--- start of THE INPUT ---

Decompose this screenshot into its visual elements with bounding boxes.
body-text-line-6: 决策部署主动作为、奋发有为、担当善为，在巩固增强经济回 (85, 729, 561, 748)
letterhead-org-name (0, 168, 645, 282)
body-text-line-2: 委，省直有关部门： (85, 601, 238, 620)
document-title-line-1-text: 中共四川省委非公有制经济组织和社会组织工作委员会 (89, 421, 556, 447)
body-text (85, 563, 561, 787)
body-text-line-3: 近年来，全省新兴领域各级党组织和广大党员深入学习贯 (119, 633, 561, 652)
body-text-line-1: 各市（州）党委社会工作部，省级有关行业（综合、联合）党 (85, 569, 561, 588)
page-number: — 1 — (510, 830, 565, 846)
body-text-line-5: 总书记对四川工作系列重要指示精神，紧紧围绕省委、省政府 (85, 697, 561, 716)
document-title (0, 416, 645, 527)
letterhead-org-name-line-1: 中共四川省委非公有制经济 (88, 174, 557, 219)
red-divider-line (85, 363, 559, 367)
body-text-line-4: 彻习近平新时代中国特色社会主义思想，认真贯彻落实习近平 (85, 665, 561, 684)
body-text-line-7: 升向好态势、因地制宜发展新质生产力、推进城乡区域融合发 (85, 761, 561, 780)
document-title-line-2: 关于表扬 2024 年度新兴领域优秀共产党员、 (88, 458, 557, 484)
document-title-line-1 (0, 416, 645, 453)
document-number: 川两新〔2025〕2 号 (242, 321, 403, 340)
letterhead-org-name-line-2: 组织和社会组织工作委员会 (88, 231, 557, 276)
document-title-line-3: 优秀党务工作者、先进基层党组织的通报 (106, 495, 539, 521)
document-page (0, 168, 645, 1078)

--- end of THE INPUT ---

**PROBLEM DETAILS:**
Rename every "letterhead" in the entries above to "masthead", leaving everything else unchanged.

**RESULT BELOW:**
Decompose this screenshot into its visual elements with bounding boxes.
body-text-line-6: 决策部署主动作为、奋发有为、担当善为，在巩固增强经济回 (85, 729, 561, 748)
masthead-org-name (0, 168, 645, 282)
body-text-line-2: 委，省直有关部门： (85, 601, 238, 620)
document-title-line-1-text: 中共四川省委非公有制经济组织和社会组织工作委员会 (89, 421, 556, 447)
body-text (85, 563, 561, 787)
body-text-line-3: 近年来，全省新兴领域各级党组织和广大党员深入学习贯 (119, 633, 561, 652)
body-text-line-1: 各市（州）党委社会工作部，省级有关行业（综合、联合）党 (85, 569, 561, 588)
page-number: — 1 — (510, 830, 565, 846)
body-text-line-5: 总书记对四川工作系列重要指示精神，紧紧围绕省委、省政府 (85, 697, 561, 716)
document-title (0, 416, 645, 527)
masthead-org-name-line-1: 中共四川省委非公有制经济 (88, 174, 557, 219)
red-divider-line (85, 363, 559, 367)
body-text-line-4: 彻习近平新时代中国特色社会主义思想，认真贯彻落实习近平 (85, 665, 561, 684)
body-text-line-7: 升向好态势、因地制宜发展新质生产力、推进城乡区域融合发 (85, 761, 561, 780)
document-title-line-2: 关于表扬 2024 年度新兴领域优秀共产党员、 (88, 458, 557, 484)
document-title-line-1 (0, 416, 645, 453)
document-number: 川两新〔2025〕2 号 (242, 321, 403, 340)
masthead-org-name-line-2: 组织和社会组织工作委员会 (88, 231, 557, 276)
document-title-line-3: 优秀党务工作者、先进基层党组织的通报 (106, 495, 539, 521)
document-page (0, 168, 645, 1078)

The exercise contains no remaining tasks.